Après une première étude très réussie sur les spiritueux des campagnes birmanes en 2022, l’écrivain australien Luke James Corbin installé à Chiang Mai (Thaïlande) poursuit ses recherches sur les alcools traditionnels avec cette fois-ci une enquête sur les eaux-de-vie des montagnards cambodgiens. Pour mener à bien ses missions de terrain conduites pendant deux années (2022 – 2023), il a bénéficié, une fois encore, du soutien de l’entreprise française Pernod-Ricard. La firme y a en effet vu une occasion de manifester son intérêt pour le vaste patrimoine agroalimentaire d’un pays dans lequel elle s’implante mais aussi à terme une perspective d’innovation pour développer de nouveaux produits pour le marché local. Non seulement un livre est né de cette collaboration (Sraascape) mais aussi un film documentaire (Sra Stories (Histoires de riz))

 

Les boissons des hauts-plateaux cambodgiens ont une diffusion souvent très locale

 

Elles manquent de volumes, de standardisation voire de réseaux de distribution. Elles sont populaires dans l’environnement de leur distillerie mais pas à même de suivre leurs adeptes qui résident au loin ou vivent dans les grands centres urbains. Autrement dit, un savoir-faire ancestral et une palette de goûts menacés de disparaître au profit de produits industriels stéréotypés mais largement diffusés (ex. bière Lager, gin, whisky).

 

Pour entamer une politique de sauvegarde, une étude comme celle de Luke J. Corbin est fort utile car elle permet de mieux appréhender les spécificités des ingrédients de base des breuvages autochtones, leurs processus d’élaboration, leur réception chez les consommateurs et les freins à des mises en distribution de masse. A n’en pas douter une fois rassemblées, de telles données peuvent servir l’innovation d’entreprises internationales de spiritueux à la recherche de débouchés.

 

C’est d’ailleurs ce qu’a déjà réalisé Pernod-Ricard en lançant un nouvel un alcool de riz : Sensota. Son élaboration a été le fruit d’un partenariat avec une ONG de Libourne (Agrisud) et des petits distillateurs de la province de Takéo. Une démarche qui peut directement concourir aux politiques publiques en aidant à définir des cahiers des charges pour guider les entrepreneurs familiaux dans des approches économiquement plus qualitatives et assurant une meilleure sécurité des consommateurs. Le potentiel d’innovation pour les alcools cambodgiens est substantiel.

 

La maîtrise des processus de fermentation est fort ancienne au Cambodge

 

Fermiers et pêcheurs ont appris au fil des siècles à maîtriser la fermentation de plusieurs produits (cf. poissons (prahok), riz (tapae), sauce (kapi)). De nombreuses familles produisent elles-mêmes leur alcool de jarres, leur vin de palme, leur cru de banane ou encore leur hydromel de maïs. Pour dresser son inventaire des bibines montagnardes, notre amateur de fermentation est allé au contact de villageois Brao, Bunong, Kreung, Kui, Jaraï, Stieng et quelques autres communautés encore des provinces orientales du Royaume (Mondolkiri, Ratanakiri). Un travail d‘ampleur, assez méthodique et sans réel équivalent depuis l’époque coloniale.

> À faire:
1/ Transformez en une courte liste le paragraphe du texte cité qui commence par « Elles manquent de volumes », sans perdre ses faits principaux.
2/ Répondez d'après le texte cité :
(a) Dans quelle ville l'écrivain Luke James Corbin est-il installé ?
(b) Avec quelle ONG Pernod-Ricard a-t-il élaboré Sensota ?
(c) Dans quelles provinces orientales vivent les villageois rencontrés pour l'inventaire ?

(Entrées d'éléments encadrés)
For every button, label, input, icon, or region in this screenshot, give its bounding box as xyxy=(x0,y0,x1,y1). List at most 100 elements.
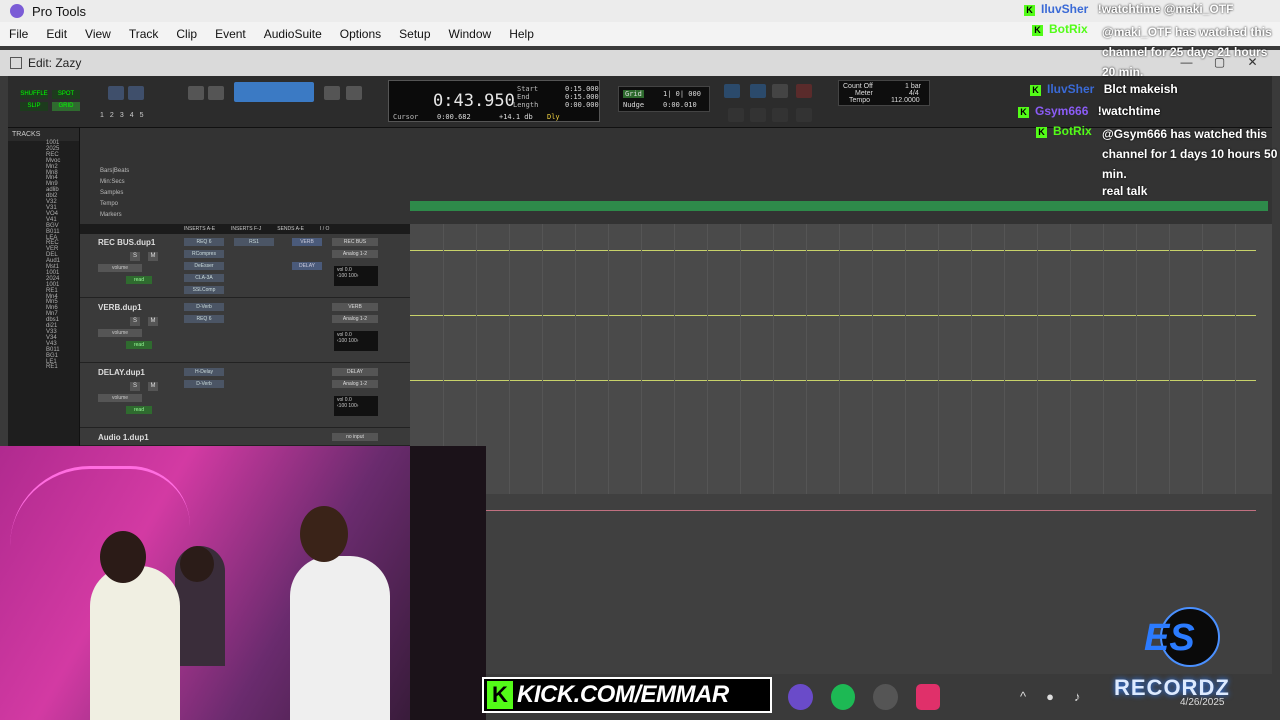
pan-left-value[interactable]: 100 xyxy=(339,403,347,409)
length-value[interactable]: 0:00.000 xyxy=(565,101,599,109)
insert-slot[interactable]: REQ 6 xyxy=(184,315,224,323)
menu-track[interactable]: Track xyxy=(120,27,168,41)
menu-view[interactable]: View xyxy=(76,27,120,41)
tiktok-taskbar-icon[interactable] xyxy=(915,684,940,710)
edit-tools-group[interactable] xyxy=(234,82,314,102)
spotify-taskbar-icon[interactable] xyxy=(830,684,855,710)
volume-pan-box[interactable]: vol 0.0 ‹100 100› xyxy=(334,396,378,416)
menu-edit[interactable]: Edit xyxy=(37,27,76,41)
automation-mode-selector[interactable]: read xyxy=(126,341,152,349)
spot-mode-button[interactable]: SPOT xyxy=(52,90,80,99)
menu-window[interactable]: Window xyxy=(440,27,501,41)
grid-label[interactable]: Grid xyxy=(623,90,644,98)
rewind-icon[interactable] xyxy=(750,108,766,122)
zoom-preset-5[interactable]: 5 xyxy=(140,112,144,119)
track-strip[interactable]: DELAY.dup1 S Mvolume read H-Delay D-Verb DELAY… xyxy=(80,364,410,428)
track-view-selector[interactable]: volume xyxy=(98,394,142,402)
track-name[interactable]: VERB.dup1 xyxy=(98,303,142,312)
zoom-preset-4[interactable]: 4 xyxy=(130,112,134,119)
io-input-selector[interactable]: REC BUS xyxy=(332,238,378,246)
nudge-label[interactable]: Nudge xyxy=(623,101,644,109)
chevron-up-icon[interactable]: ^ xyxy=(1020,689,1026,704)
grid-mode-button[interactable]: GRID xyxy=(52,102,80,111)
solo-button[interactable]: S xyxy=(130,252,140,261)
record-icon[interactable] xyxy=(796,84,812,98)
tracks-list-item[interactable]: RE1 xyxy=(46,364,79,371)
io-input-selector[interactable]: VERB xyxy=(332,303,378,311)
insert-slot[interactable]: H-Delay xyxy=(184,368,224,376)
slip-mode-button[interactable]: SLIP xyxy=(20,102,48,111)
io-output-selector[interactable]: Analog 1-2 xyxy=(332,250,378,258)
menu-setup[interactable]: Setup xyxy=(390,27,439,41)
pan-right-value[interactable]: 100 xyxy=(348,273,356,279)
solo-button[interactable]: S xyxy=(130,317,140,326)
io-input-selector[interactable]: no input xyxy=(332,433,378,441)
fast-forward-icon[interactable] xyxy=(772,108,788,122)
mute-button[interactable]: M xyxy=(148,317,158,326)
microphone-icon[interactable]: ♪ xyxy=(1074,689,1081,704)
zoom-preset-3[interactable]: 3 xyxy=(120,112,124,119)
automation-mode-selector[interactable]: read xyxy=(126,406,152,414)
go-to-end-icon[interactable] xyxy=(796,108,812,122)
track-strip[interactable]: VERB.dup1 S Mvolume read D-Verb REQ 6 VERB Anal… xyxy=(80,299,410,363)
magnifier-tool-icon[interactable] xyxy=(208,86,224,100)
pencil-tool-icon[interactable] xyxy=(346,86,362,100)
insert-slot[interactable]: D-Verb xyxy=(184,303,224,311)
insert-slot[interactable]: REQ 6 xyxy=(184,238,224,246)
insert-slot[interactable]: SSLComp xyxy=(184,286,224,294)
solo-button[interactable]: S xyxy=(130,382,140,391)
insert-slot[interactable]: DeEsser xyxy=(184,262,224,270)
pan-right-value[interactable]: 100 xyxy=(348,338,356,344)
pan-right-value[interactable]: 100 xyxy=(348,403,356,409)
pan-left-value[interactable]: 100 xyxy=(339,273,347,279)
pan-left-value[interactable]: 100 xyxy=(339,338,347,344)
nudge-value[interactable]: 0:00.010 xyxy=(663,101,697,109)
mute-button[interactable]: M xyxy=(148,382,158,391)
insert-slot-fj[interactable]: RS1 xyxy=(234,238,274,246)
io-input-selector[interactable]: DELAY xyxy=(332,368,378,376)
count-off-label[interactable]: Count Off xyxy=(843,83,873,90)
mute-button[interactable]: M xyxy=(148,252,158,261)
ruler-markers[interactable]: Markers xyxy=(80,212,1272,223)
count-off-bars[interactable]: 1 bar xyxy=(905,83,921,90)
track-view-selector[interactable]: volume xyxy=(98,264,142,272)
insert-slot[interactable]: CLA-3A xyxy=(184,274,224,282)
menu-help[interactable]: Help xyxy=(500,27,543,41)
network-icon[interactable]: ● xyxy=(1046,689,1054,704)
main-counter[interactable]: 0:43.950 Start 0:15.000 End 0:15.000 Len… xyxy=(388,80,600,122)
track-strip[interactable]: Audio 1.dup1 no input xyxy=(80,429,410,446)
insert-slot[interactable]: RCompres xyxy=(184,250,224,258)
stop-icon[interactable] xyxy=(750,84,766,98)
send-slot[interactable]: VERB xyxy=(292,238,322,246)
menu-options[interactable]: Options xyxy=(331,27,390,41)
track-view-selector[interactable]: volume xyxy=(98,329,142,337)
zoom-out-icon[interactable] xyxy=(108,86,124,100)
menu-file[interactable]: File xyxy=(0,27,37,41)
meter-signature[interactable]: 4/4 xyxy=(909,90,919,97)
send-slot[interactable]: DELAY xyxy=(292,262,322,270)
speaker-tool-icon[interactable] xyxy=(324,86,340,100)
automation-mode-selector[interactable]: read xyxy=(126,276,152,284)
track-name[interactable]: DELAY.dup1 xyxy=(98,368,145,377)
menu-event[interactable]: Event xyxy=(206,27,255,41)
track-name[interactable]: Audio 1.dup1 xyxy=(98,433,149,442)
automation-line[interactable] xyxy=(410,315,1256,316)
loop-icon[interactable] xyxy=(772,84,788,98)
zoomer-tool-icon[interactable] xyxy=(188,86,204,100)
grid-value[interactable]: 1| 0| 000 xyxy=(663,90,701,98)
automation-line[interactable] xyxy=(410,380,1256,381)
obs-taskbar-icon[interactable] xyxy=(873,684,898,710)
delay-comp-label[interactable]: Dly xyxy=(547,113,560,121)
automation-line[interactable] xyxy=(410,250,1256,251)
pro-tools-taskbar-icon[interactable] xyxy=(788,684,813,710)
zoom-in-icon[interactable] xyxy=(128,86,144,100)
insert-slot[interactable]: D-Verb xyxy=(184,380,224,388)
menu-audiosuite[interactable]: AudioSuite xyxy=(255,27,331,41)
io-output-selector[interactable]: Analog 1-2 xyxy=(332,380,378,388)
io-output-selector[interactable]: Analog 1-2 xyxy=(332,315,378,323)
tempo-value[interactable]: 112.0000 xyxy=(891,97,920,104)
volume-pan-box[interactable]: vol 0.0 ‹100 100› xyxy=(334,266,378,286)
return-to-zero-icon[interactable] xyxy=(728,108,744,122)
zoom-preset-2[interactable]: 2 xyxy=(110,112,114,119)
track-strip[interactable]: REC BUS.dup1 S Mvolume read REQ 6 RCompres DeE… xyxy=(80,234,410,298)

> Réponses complètes:
1/
- Ces boissons manquent de volumes, de standardisation, voire de réseaux de distribution.
- Elles sont populaires autour de leur distillerie, mais ne peuvent pas suivre leurs amateurs qui vivent loin ou dans les grandes villes.
- Un savoir-faire ancestral et une palette de goûts risquent de disparaître au profit de produits industriels stéréotypés mais largement diffusés (bière Lager, gin, whisky).

2/
(a) À Chiang Mai, en Thaïlande.
(b) Avec Agrisud, une ONG de Libourne.
(c) Dans le Mondolkiri et le Ratanakiri.